(Material for this exercise):
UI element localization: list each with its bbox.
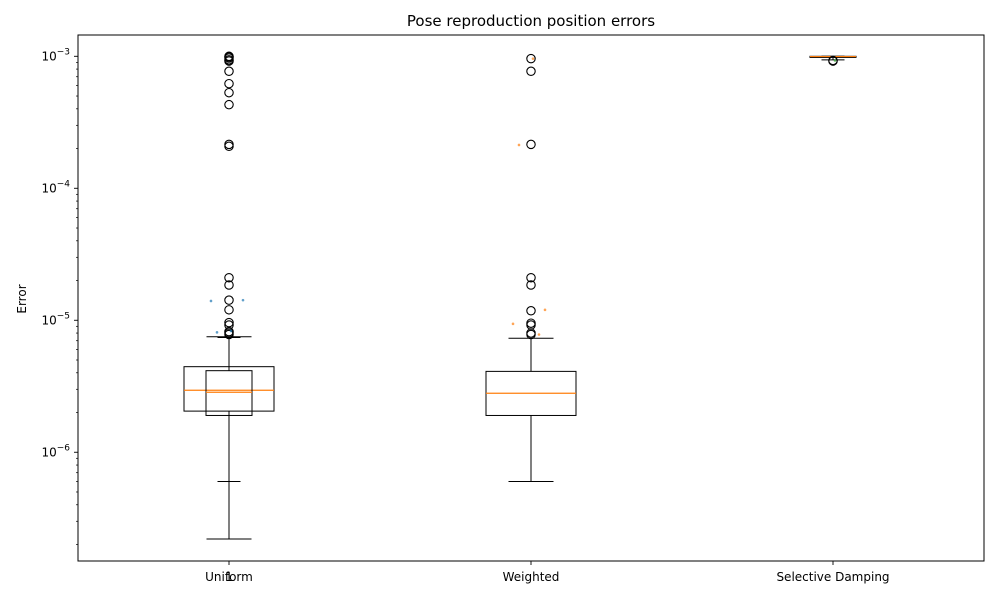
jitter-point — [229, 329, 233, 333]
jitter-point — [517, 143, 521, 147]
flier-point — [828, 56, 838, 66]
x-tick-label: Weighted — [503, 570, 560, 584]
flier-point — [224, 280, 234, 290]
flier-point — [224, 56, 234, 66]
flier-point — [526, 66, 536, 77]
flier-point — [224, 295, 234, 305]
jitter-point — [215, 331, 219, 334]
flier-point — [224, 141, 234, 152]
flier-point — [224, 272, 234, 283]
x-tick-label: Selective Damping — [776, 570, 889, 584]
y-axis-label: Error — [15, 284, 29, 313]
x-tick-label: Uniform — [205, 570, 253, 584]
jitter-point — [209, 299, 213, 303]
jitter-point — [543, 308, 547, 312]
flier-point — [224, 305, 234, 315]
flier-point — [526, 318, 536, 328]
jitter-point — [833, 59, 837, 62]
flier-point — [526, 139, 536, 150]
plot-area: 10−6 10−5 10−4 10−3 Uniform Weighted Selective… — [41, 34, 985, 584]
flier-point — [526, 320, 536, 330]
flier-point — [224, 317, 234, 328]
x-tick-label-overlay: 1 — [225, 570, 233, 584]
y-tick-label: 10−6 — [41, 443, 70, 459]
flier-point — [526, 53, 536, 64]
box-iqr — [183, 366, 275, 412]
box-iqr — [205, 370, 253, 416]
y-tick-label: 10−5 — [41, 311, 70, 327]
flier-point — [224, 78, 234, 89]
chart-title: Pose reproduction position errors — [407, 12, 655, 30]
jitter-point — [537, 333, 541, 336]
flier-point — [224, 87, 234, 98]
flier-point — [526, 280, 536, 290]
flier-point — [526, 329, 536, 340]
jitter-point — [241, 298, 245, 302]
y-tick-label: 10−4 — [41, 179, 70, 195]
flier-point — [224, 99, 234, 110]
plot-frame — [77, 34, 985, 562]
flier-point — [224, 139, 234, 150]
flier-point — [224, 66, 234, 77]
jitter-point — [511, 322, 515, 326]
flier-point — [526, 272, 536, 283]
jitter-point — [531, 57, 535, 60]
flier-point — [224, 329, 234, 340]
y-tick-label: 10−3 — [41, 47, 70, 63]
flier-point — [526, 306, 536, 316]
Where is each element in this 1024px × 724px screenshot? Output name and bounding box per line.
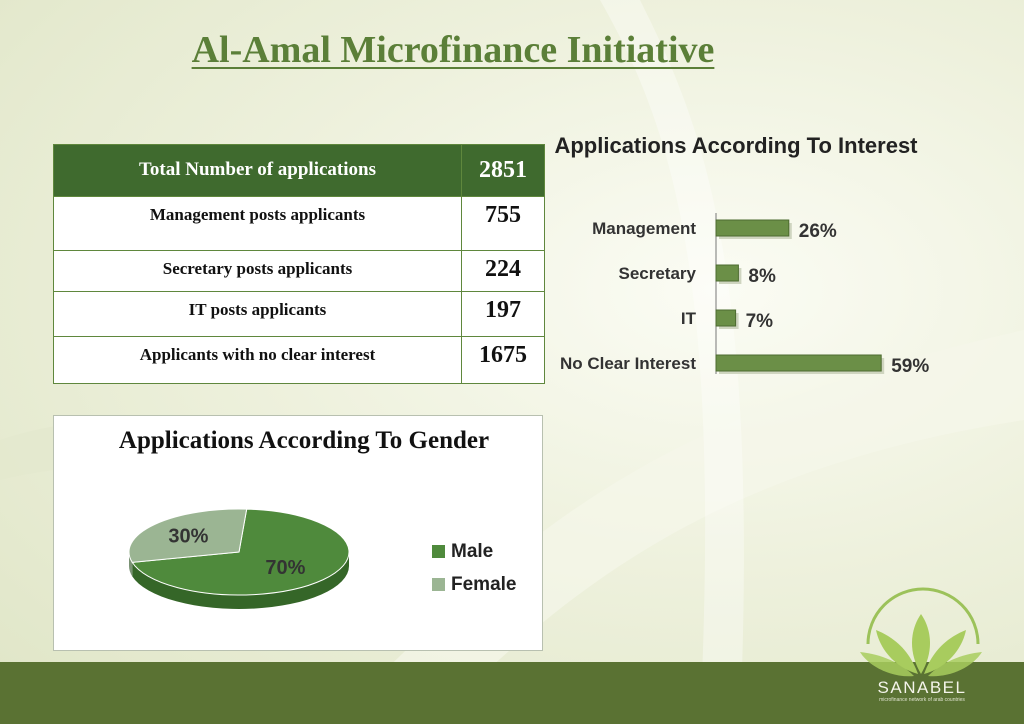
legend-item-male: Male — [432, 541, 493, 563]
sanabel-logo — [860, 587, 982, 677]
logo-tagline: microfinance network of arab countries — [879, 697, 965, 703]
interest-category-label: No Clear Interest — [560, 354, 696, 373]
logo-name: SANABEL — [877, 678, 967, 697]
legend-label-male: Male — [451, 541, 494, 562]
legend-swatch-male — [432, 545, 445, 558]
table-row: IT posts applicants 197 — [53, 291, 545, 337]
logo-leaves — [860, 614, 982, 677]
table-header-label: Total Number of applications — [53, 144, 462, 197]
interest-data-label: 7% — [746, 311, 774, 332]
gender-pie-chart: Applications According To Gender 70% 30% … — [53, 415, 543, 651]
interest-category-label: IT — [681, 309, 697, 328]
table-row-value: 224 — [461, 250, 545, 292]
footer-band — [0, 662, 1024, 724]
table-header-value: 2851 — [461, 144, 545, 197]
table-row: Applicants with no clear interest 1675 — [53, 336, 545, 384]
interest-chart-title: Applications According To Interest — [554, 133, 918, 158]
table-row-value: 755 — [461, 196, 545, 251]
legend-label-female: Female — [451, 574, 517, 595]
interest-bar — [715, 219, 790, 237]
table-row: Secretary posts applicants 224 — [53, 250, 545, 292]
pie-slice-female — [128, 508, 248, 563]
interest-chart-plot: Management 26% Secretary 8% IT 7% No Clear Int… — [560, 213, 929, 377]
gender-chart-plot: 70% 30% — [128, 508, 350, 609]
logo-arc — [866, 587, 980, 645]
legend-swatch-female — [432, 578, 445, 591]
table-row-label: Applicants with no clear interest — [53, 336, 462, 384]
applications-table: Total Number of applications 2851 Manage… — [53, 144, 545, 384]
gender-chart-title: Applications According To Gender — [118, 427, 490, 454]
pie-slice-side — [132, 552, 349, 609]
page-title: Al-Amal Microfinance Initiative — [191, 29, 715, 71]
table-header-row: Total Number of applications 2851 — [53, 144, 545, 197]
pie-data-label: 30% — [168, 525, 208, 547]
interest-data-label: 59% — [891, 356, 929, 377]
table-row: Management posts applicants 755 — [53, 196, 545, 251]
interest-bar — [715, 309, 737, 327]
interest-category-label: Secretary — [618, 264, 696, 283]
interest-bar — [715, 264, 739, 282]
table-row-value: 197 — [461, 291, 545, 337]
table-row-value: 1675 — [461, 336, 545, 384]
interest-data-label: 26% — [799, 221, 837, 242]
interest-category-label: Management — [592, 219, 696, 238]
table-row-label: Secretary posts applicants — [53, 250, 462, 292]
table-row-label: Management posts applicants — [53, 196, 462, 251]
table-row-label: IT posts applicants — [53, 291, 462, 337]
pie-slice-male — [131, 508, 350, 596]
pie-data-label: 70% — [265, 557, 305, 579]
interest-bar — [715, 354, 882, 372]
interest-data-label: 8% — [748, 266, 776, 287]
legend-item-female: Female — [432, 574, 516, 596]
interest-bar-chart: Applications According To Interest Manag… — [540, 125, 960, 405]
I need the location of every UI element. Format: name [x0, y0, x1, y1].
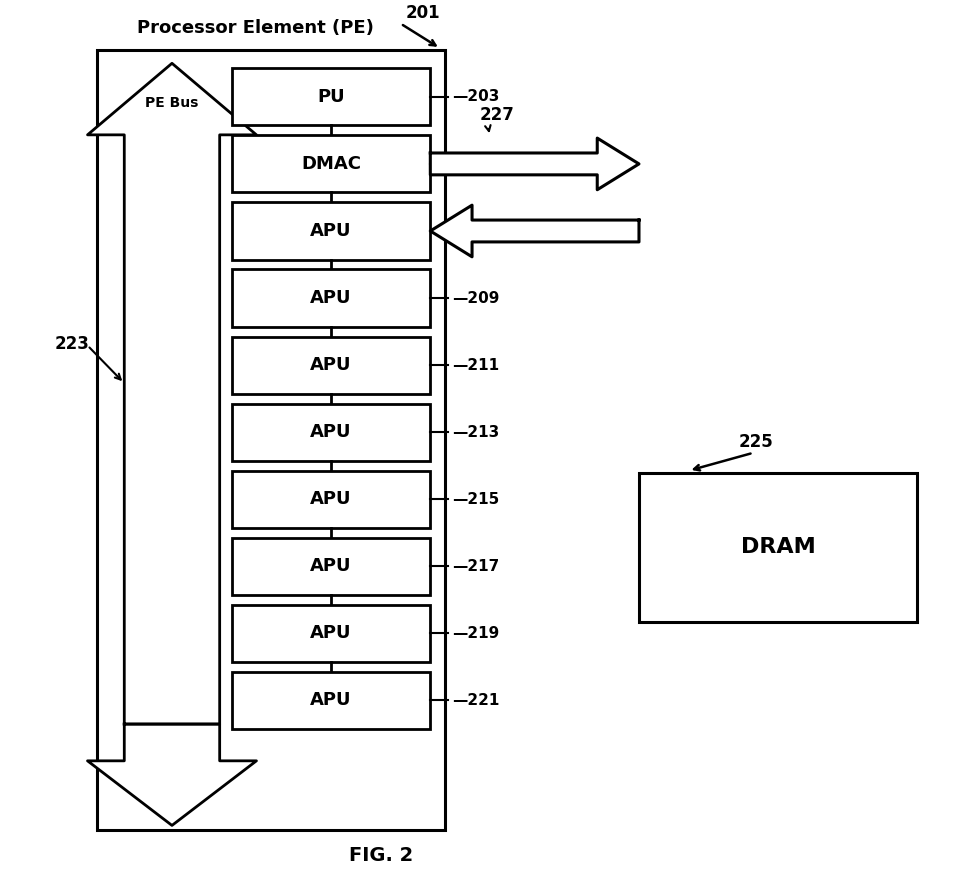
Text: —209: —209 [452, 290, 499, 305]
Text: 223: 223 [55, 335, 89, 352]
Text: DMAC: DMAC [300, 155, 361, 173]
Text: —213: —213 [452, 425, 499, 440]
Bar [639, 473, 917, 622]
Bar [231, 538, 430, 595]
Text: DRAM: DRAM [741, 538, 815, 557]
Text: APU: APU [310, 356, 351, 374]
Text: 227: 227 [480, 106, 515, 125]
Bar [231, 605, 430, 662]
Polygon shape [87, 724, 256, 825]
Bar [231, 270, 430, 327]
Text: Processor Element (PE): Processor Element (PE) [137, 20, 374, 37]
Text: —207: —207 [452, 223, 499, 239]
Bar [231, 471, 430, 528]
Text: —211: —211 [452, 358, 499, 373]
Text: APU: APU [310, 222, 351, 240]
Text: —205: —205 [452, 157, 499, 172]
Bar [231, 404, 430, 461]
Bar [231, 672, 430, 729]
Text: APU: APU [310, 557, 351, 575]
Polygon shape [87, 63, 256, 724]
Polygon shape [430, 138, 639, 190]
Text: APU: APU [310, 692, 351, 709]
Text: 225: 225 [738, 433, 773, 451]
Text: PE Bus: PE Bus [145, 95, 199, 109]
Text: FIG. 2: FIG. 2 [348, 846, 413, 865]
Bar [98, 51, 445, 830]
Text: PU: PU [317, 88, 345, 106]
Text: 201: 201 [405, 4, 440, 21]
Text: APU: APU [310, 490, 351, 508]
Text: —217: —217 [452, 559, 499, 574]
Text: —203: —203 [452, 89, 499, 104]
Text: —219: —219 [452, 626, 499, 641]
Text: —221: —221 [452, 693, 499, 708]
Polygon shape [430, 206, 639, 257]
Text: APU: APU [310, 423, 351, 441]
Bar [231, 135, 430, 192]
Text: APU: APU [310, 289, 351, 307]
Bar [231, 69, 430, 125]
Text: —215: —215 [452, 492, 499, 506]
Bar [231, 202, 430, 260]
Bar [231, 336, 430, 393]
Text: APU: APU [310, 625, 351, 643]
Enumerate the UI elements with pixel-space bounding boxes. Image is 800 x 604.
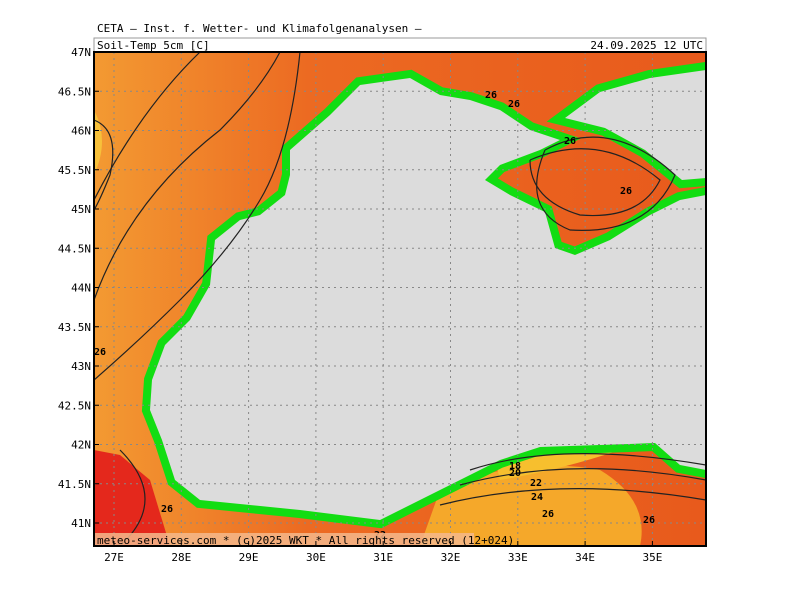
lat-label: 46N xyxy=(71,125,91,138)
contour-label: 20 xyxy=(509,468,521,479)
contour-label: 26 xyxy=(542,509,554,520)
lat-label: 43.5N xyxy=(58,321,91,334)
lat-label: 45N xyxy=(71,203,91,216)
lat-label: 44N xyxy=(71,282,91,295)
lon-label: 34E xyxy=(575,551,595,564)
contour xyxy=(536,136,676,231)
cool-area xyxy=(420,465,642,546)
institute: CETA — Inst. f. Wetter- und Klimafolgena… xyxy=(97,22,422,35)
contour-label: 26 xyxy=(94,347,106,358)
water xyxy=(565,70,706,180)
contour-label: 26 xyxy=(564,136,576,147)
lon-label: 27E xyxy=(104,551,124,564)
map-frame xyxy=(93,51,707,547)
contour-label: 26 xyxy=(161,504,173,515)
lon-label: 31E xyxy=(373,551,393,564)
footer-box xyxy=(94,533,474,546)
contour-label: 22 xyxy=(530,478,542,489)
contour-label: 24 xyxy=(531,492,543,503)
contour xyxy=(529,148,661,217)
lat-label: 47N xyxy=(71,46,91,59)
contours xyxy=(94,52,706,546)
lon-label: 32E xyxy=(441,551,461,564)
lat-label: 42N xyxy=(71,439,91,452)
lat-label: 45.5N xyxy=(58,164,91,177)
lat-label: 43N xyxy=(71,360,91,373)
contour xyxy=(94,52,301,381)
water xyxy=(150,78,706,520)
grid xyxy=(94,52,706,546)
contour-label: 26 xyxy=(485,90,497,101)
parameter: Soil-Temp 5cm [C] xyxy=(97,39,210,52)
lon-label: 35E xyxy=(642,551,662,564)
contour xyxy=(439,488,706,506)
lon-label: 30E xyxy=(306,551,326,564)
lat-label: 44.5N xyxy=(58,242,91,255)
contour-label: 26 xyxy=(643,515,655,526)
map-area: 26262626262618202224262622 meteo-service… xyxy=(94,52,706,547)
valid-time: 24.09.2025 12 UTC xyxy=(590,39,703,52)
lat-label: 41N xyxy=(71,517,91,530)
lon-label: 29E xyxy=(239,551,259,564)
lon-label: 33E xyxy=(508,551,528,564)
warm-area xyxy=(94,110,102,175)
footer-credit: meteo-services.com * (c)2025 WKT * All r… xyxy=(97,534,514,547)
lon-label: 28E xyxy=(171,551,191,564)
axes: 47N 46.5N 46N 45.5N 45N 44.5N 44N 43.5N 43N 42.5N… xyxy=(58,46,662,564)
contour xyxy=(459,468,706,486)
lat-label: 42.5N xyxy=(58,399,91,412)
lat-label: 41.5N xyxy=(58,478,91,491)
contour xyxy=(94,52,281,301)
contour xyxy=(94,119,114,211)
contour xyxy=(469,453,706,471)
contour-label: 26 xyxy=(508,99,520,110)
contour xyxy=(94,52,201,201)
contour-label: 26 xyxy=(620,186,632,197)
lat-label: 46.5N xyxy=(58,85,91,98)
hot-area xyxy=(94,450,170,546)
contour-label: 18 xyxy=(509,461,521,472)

(Exercise): Extract the rows from the line containing "Text: —209: —209 [452, 290, 499, 305]" through the line containing "Text: —205: —205 [452, 157, 499, 172]", both included, and reproduce each one unchanged.

(Output):
Text: —209: —209 [452, 290, 499, 305]
Text: 223: 223 [55, 335, 89, 352]
Text: DMAC: DMAC [300, 155, 361, 173]
Text: —213: —213 [452, 425, 499, 440]
Bar [639, 473, 917, 622]
Bar [231, 538, 430, 595]
Text: DRAM: DRAM [741, 538, 815, 557]
Text: APU: APU [310, 356, 351, 374]
Text: 227: 227 [480, 106, 515, 125]
Bar [231, 605, 430, 662]
Polygon shape [87, 724, 256, 825]
Bar [231, 270, 430, 327]
Text: Processor Element (PE): Processor Element (PE) [137, 20, 374, 37]
Text: —207: —207 [452, 223, 499, 239]
Bar [231, 471, 430, 528]
Text: —211: —211 [452, 358, 499, 373]
Text: APU: APU [310, 222, 351, 240]
Text: —205: —205 [452, 157, 499, 172]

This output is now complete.